§ **Challenge**
Write out all of the data exactly as it appears.

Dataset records
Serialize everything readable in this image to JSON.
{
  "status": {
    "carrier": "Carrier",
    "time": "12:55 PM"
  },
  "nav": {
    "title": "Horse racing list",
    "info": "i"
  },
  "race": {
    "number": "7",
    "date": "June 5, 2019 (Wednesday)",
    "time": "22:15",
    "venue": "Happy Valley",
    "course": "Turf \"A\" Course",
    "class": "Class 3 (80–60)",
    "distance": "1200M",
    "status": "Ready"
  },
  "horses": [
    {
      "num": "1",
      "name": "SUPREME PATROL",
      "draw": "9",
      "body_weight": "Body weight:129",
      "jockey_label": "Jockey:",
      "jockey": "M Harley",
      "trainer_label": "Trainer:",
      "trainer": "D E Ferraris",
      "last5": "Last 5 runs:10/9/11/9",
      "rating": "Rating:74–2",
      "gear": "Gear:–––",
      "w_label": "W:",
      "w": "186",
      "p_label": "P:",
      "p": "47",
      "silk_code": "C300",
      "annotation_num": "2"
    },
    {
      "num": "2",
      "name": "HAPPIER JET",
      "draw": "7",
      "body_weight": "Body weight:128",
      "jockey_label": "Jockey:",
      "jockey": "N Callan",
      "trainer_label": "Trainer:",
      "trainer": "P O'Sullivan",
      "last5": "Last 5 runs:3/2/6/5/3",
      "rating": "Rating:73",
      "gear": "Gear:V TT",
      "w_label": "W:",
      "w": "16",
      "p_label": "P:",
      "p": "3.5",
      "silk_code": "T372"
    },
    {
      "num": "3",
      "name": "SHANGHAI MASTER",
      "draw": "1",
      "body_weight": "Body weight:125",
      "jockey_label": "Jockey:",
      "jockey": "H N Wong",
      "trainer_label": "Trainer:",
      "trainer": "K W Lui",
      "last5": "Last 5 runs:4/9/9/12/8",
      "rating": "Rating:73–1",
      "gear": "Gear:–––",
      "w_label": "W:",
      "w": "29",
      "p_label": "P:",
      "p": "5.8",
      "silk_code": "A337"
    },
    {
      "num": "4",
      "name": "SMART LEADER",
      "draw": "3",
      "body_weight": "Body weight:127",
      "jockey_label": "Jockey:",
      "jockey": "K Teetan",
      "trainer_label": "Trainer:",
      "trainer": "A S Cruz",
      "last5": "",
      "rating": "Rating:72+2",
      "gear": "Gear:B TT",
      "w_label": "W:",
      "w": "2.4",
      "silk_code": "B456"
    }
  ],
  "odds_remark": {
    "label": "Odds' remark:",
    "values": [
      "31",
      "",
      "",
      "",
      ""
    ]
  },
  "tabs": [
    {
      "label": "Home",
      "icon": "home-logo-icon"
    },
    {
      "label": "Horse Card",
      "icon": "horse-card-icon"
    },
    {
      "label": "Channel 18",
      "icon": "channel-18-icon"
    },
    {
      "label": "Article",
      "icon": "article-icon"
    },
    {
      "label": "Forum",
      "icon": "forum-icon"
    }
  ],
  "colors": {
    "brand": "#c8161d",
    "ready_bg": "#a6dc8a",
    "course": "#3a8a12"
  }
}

§ **Problem solution**
Serialize everything readable in this image to JSON.
{
  "status": {
    "carrier": "Carrier",
    "time": "12:55 PM"
  },
  "nav": {
    "title": "Horse racing list",
    "info": "i"
  },
  "race": {
    "number": "7",
    "date": "June 5, 2019 (Wednesday)",
    "time": "22:15",
    "venue": "Happy Valley",
    "course": "Turf \"A\" Course",
    "class": "Class 3 (80–60)",
    "distance": "1200M",
    "status": "Ready"
  },
  "horses": [
    {
      "num": "1",
      "name": "SUPREME PATROL",
      "draw": "9",
      "body_weight": "Body weight:129",
      "jockey_label": "Jockey:",
      "jockey": "M Harley",
      "trainer_label": "Trainer:",
      "trainer": "D E Ferraris",
      "last5": "Last 5 runs:10/9/11/9",
      "rating": "Rating:74–2",
      "gear": "Gear:–––",
      "w_label": "W:",
      "w": "186",
      "p_label": "P:",
      "p": "47",
      "silk_code": "C300",
      "annotation_num": "2"
    },
    {
      "num": "2",
      "name": "HAPPIER JET",
      "draw": "7",
      "body_weight": "Body weight:128",
      "jockey_label": "Jockey:",
      "jockey": "N Callan",
      "trainer_label": "Trainer:",
      "trainer": "P O'Sullivan",
      "last5": "Last 5 runs:3/2/6/5/3",
      "rating": "Rating:73",
      "gear": "Gear:V TT",
      "w_label": "W:",
      "w": "16",
      "p_label": "P:",
      "p": "3.5",
      "silk_code": "T372"
    },
    {
      "num": "3",
      "name": "SHANGHAI MASTER",
      "draw": "1",
      "body_weight": "Body weight:125",
      "jockey_label": "Jockey:",
      "jockey": "H N Wong",
      "trainer_label": "Trainer:",
      "trainer": "K W Lui",
      "last5": "Last 5 runs:4/9/9/12/8",
      "rating": "Rating:73–1",
      "gear": "Gear:–––",
      "w_label": "W:",
      "w": "29",
      "p_label": "P:",
      "p": "5.8",
      "silk_code": "A337"
    },
    {
      "num": "4",
      "name": "SMART LEADER",
      "draw": "3",
      "body_weight": "Body weight:127",
      "jockey_label": "Jockey:",
      "jockey": "K Teetan",
      "trainer_label": "Trainer:",
      "trainer": "A S Cruz",
      "last5": "",
      "rating": "Rating:72+2",
      "gear": "Gear:B TT",
      "w_label": "W:",
      "w": "2.4",
      "silk_code": "B456"
    }
  ],
  "odds_remark": {
    "label": "Odds' remark:",
    "values": [
      "31",
      "",
      "",
      "",
      ""
    ]
  },
  "tabs": [
    {
      "label": "Home",
      "icon": "home-logo-icon"
    },
    {
      "label": "Horse Card",
      "icon": "horse-card-icon"
    },
    {
      "label": "Channel 18",
      "icon": "channel-18-icon"
    },
    {
      "label": "Article",
      "icon": "article-icon"
    },
    {
      "label": "Forum",
      "icon": "forum-icon"
    }
  ],
  "colors": {
    "brand": "#c8161d",
    "ready_bg": "#a6dc8a",
    "course": "#3a8a12"
  }
}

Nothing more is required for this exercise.